* _Goal_: Give the data again, word for word.

* _Stored items_:
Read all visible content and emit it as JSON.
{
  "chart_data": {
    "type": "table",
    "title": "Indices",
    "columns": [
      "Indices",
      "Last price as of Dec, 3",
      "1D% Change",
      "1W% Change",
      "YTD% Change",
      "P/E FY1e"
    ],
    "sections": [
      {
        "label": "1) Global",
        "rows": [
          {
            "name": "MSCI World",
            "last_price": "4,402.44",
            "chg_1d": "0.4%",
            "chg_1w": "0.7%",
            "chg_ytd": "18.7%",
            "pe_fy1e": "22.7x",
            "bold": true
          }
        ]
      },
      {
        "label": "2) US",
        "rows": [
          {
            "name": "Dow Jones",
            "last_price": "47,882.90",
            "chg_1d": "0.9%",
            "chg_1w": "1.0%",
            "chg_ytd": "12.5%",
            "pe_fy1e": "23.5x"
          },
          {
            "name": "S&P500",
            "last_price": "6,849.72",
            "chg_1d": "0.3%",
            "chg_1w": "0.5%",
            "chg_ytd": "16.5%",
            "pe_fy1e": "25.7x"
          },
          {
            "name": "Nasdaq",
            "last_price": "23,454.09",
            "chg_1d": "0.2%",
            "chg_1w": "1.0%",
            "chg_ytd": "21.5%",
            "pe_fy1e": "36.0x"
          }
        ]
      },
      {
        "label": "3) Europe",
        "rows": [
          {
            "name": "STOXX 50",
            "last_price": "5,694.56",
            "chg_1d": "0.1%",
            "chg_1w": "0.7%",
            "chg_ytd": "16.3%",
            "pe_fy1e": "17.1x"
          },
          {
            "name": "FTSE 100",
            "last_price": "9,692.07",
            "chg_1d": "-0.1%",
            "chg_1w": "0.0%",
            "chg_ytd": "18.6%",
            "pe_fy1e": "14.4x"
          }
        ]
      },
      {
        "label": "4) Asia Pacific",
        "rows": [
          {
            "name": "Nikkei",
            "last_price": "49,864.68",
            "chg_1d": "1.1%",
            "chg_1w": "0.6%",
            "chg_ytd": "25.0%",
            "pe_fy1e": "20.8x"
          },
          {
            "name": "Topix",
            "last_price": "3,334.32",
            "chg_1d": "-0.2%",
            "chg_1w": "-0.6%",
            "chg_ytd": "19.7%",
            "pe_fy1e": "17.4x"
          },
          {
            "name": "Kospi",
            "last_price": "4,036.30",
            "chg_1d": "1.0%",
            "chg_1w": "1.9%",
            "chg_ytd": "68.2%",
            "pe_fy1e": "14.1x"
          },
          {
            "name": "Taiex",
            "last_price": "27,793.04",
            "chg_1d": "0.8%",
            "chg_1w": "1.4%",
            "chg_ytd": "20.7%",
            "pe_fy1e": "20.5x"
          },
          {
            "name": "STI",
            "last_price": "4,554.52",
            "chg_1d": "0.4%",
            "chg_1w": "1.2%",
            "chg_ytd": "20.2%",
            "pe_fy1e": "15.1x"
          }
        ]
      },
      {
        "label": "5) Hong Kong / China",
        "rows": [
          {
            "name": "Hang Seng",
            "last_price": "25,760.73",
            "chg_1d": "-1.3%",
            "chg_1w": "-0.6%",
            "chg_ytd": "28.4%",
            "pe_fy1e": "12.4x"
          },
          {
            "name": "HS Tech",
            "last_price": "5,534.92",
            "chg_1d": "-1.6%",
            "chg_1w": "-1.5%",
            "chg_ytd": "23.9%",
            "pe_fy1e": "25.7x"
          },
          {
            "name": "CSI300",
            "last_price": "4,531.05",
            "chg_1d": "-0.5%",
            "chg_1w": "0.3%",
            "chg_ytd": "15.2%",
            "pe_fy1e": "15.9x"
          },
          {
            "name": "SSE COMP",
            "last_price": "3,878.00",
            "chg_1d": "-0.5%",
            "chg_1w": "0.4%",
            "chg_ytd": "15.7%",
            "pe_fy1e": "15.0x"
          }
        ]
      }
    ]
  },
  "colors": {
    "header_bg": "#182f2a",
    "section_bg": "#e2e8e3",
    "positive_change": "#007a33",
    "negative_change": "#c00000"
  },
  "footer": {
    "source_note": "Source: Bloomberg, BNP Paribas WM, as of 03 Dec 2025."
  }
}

* _Task result_:
Read all visible content and emit it as JSON.
{
  "chart_data": {
    "type": "table",
    "title": "Indices",
    "columns": [
      "Indices",
      "Last price as of Dec, 3",
      "1D% Change",
      "1W% Change",
      "YTD% Change",
      "P/E FY1e"
    ],
    "sections": [
      {
        "label": "1) Global",
        "rows": [
          {
            "name": "MSCI World",
            "last_price": "4,402.44",
            "chg_1d": "0.4%",
            "chg_1w": "0.7%",
            "chg_ytd": "18.7%",
            "pe_fy1e": "22.7x",
            "bold": true
          }
        ]
      },
      {
        "label": "2) US",
        "rows": [
          {
            "name": "Dow Jones",
            "last_price": "47,882.90",
            "chg_1d": "0.9%",
            "chg_1w": "1.0%",
            "chg_ytd": "12.5%",
            "pe_fy1e": "23.5x"
          },
          {
            "name": "S&P500",
            "last_price": "6,849.72",
            "chg_1d": "0.3%",
            "chg_1w": "0.5%",
            "chg_ytd": "16.5%",
            "pe_fy1e": "25.7x"
          },
          {
            "name": "Nasdaq",
            "last_price": "23,454.09",
            "chg_1d": "0.2%",
            "chg_1w": "1.0%",
            "chg_ytd": "21.5%",
            "pe_fy1e": "36.0x"
          }
        ]
      },
      {
        "label": "3) Europe",
        "rows": [
          {
            "name": "STOXX 50",
            "last_price": "5,694.56",
            "chg_1d": "0.1%",
            "chg_1w": "0.7%",
            "chg_ytd": "16.3%",
            "pe_fy1e": "17.1x"
          },
          {
            "name": "FTSE 100",
            "last_price": "9,692.07",
            "chg_1d": "-0.1%",
            "chg_1w": "0.0%",
            "chg_ytd": "18.6%",
            "pe_fy1e": "14.4x"
          }
        ]
      },
      {
        "label": "4) Asia Pacific",
        "rows": [
          {
            "name": "Nikkei",
            "last_price": "49,864.68",
            "chg_1d": "1.1%",
            "chg_1w": "0.6%",
            "chg_ytd": "25.0%",
            "pe_fy1e": "20.8x"
          },
          {
            "name": "Topix",
            "last_price": "3,334.32",
            "chg_1d": "-0.2%",
            "chg_1w": "-0.6%",
            "chg_ytd": "19.7%",
            "pe_fy1e": "17.4x"
          },
          {
            "name": "Kospi",
            "last_price": "4,036.30",
            "chg_1d": "1.0%",
            "chg_1w": "1.9%",
            "chg_ytd": "68.2%",
            "pe_fy1e": "14.1x"
          },
          {
            "name": "Taiex",
            "last_price": "27,793.04",
            "chg_1d": "0.8%",
            "chg_1w": "1.4%",
            "chg_ytd": "20.7%",
            "pe_fy1e": "20.5x"
          },
          {
            "name": "STI",
            "last_price": "4,554.52",
            "chg_1d": "0.4%",
            "chg_1w": "1.2%",
            "chg_ytd": "20.2%",
            "pe_fy1e": "15.1x"
          }
        ]
      },
      {
        "label": "5) Hong Kong / China",
        "rows": [
          {
            "name": "Hang Seng",
            "last_price": "25,760.73",
            "chg_1d": "-1.3%",
            "chg_1w": "-0.6%",
            "chg_ytd": "28.4%",
            "pe_fy1e": "12.4x"
          },
          {
            "name": "HS Tech",
            "last_price": "5,534.92",
            "chg_1d": "-1.6%",
            "chg_1w": "-1.5%",
            "chg_ytd": "23.9%",
            "pe_fy1e": "25.7x"
          },
          {
            "name": "CSI300",
            "last_price": "4,531.05",
            "chg_1d": "-0.5%",
            "chg_1w": "0.3%",
            "chg_ytd": "15.2%",
            "pe_fy1e": "15.9x"
          },
          {
            "name": "SSE COMP",
            "last_price": "3,878.00",
            "chg_1d": "-0.5%",
            "chg_1w": "0.4%",
            "chg_ytd": "15.7%",
            "pe_fy1e": "15.0x"
          }
        ]
      }
    ]
  },
  "colors": {
    "header_bg": "#182f2a",
    "section_bg": "#e2e8e3",
    "positive_change": "#007a33",
    "negative_change": "#c00000"
  },
  "footer": {
    "source_note": "Source: Bloomberg, BNP Paribas WM, as of 03 Dec 2025."
  }
}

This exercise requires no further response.